STATED TASK
Pull out every line below holding the word "float".

RECORDS PROVIDED
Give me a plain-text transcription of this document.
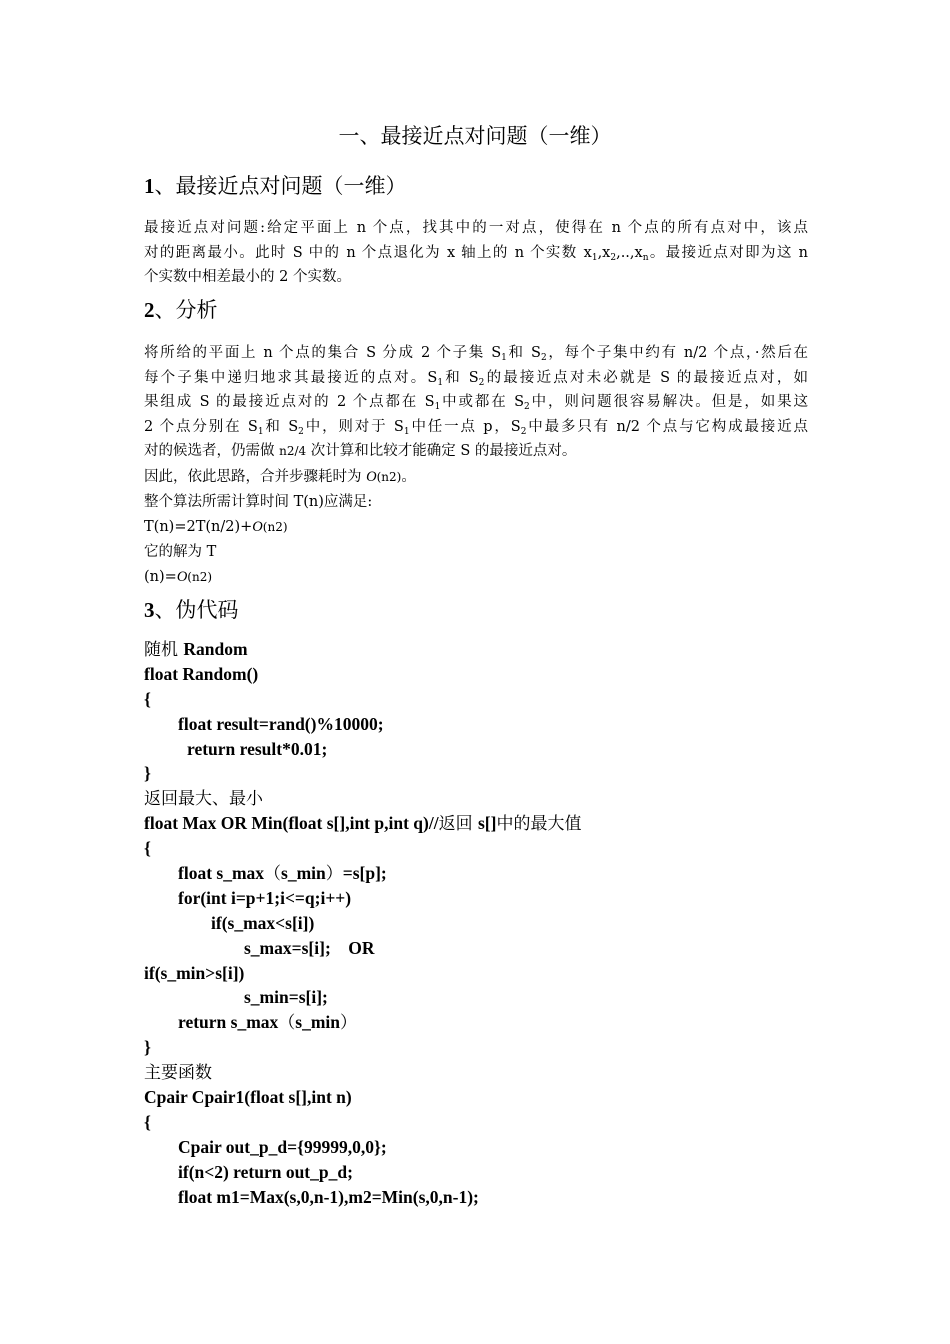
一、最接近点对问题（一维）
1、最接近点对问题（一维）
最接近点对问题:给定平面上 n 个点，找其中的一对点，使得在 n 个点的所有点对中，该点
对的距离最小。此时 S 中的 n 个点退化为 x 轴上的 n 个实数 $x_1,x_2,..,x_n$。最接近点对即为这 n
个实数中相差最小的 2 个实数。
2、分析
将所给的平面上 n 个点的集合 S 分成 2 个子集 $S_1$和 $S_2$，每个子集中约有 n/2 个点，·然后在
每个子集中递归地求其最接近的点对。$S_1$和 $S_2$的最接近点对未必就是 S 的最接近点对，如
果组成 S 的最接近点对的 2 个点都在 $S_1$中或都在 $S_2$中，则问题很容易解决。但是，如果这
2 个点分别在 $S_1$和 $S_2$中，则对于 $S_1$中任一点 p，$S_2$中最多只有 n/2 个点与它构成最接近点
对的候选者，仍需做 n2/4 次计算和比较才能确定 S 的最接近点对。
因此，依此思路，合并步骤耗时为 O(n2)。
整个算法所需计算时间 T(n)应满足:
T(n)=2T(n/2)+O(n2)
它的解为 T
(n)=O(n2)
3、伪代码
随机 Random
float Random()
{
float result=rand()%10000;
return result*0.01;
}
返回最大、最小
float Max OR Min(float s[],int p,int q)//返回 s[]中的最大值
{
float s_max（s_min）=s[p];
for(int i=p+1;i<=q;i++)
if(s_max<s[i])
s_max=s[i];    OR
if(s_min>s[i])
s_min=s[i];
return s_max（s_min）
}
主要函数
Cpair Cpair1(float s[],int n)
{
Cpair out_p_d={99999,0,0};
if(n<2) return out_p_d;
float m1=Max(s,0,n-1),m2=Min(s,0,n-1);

ANSWER FOR THIS EXERCISE
float Random()
float result=rand()%10000;
float Max OR Min(float s[],int p,int q)//返回 s[]中的最大值
float s_max（s_min）=s[p];
Cpair Cpair1(float s[],int n)
float m1=Max(s,0,n-1),m2=Min(s,0,n-1);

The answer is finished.